Exercise prompt:
From the listing below, return each line that includes "icon".

[Entries taken from a collection]
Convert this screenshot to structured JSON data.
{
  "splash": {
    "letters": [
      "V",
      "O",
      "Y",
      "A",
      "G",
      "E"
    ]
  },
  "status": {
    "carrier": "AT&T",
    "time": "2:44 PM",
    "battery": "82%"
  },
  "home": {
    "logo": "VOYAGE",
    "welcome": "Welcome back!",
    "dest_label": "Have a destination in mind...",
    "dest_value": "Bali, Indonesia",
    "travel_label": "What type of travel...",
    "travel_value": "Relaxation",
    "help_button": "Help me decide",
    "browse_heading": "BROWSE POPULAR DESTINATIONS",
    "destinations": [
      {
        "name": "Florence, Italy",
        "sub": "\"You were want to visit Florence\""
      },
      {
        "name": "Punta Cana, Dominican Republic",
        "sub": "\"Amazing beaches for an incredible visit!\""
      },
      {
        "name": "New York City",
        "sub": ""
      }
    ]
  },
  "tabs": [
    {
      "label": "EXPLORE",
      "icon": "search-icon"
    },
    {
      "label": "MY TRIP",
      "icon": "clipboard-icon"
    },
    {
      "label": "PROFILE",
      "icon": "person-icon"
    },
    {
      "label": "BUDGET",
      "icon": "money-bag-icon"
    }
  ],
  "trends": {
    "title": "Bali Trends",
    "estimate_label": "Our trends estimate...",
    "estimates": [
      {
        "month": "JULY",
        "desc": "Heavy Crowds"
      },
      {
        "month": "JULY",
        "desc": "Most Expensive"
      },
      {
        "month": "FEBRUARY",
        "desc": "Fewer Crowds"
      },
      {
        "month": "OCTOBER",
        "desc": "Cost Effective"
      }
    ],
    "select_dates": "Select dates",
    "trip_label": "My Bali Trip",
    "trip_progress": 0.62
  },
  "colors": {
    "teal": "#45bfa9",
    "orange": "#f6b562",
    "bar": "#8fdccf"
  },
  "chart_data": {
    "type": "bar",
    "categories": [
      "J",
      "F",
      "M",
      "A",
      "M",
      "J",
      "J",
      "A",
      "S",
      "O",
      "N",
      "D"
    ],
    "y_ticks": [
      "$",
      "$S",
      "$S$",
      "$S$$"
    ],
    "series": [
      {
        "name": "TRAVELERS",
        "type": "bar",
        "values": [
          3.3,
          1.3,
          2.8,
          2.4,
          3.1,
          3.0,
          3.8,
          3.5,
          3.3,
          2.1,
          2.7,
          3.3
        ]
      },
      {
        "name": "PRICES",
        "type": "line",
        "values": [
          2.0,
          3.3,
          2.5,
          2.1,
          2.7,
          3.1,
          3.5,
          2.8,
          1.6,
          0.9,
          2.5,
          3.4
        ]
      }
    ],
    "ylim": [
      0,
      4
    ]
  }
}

Problem solution:
      "icon": "search-icon"
      "icon": "clipboard-icon"
      "icon": "person-icon"
      "icon": "money-bag-icon"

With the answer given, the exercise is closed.